Layout element entries
>> start

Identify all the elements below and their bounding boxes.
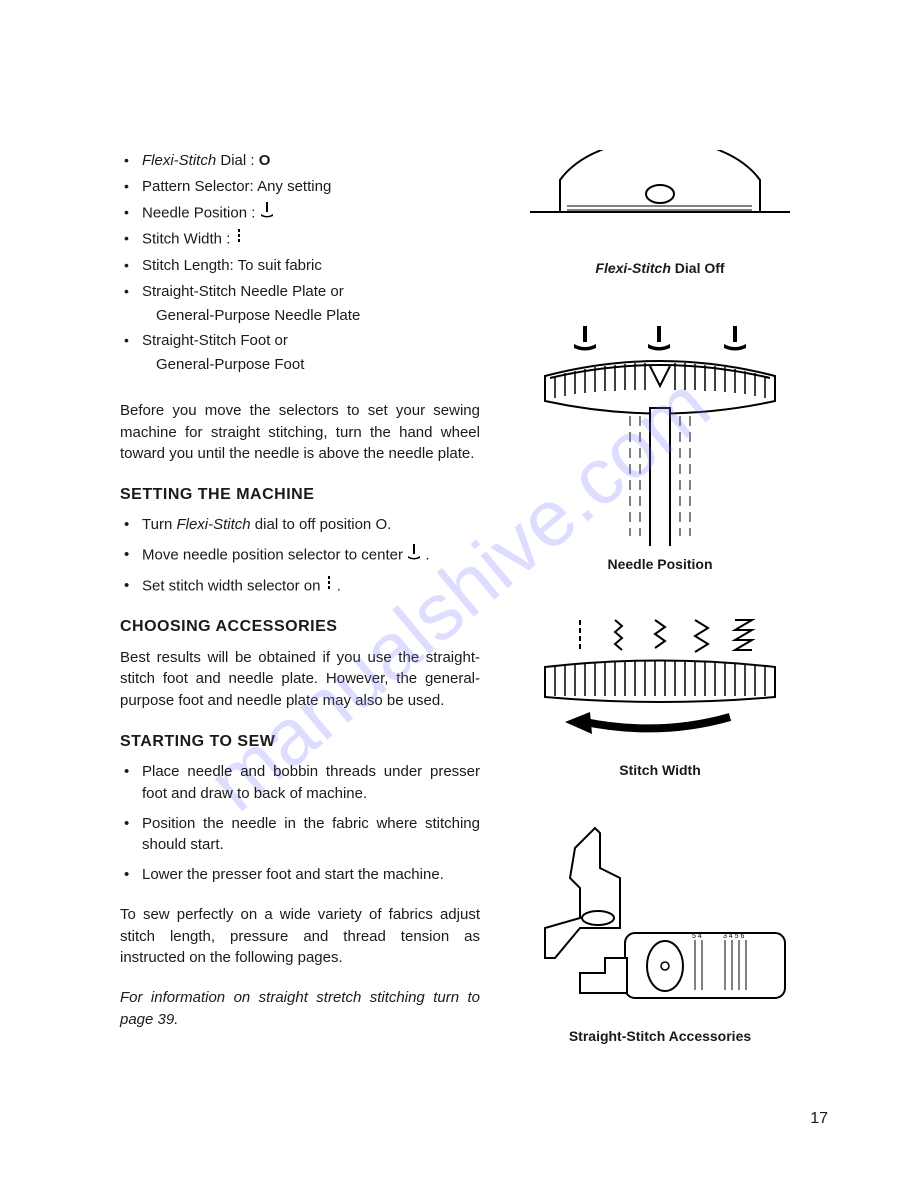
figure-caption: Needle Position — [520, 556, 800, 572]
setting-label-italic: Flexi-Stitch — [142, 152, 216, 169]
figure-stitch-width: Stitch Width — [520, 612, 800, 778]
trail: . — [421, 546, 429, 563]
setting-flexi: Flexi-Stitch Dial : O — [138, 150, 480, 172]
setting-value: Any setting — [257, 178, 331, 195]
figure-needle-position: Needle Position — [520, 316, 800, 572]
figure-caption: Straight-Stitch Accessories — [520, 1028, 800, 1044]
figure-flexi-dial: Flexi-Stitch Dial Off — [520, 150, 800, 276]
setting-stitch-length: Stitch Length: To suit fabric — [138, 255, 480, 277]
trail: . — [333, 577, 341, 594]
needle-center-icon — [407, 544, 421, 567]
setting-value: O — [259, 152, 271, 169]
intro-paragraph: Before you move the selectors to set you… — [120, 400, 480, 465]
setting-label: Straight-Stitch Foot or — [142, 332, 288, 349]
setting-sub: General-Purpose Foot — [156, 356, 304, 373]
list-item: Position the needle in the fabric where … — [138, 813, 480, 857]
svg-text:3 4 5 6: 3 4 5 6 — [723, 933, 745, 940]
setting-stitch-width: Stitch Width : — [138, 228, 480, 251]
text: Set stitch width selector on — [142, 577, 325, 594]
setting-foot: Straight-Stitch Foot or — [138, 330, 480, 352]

>> end

◆ **Given instruction**
Reproduce every line of the entries above verbatim, leaving out the picture.

◆ **Answer below**
Identify all the elements below and their bounding boxes.
figure-caption: Needle Position — [520, 556, 800, 572]
setting-label-italic: Flexi-Stitch — [142, 152, 216, 169]
figure-stitch-width: Stitch Width — [520, 612, 800, 778]
trail: . — [421, 546, 429, 563]
setting-flexi: Flexi-Stitch Dial : O — [138, 150, 480, 172]
setting-value: Any setting — [257, 178, 331, 195]
figure-needle-position: Needle Position — [520, 316, 800, 572]
figure-caption: Straight-Stitch Accessories — [520, 1028, 800, 1044]
figure-flexi-dial: Flexi-Stitch Dial Off — [520, 150, 800, 276]
setting-stitch-length: Stitch Length: To suit fabric — [138, 255, 480, 277]
trail: . — [333, 577, 341, 594]
needle-center-icon — [407, 544, 421, 567]
setting-value: O — [259, 152, 271, 169]
intro-paragraph: Before you move the selectors to set you… — [120, 400, 480, 465]
setting-label: Straight-Stitch Foot or — [142, 332, 288, 349]
setting-sub: General-Purpose Foot — [156, 356, 304, 373]
list-item: Position the needle in the fabric where … — [138, 813, 480, 857]
svg-text:3 4 5 6: 3 4 5 6 — [723, 933, 745, 940]
setting-stitch-width: Stitch Width : — [138, 228, 480, 251]
text: Set stitch width selector on — [142, 577, 325, 594]
setting-foot: Straight-Stitch Foot or — [138, 330, 480, 352]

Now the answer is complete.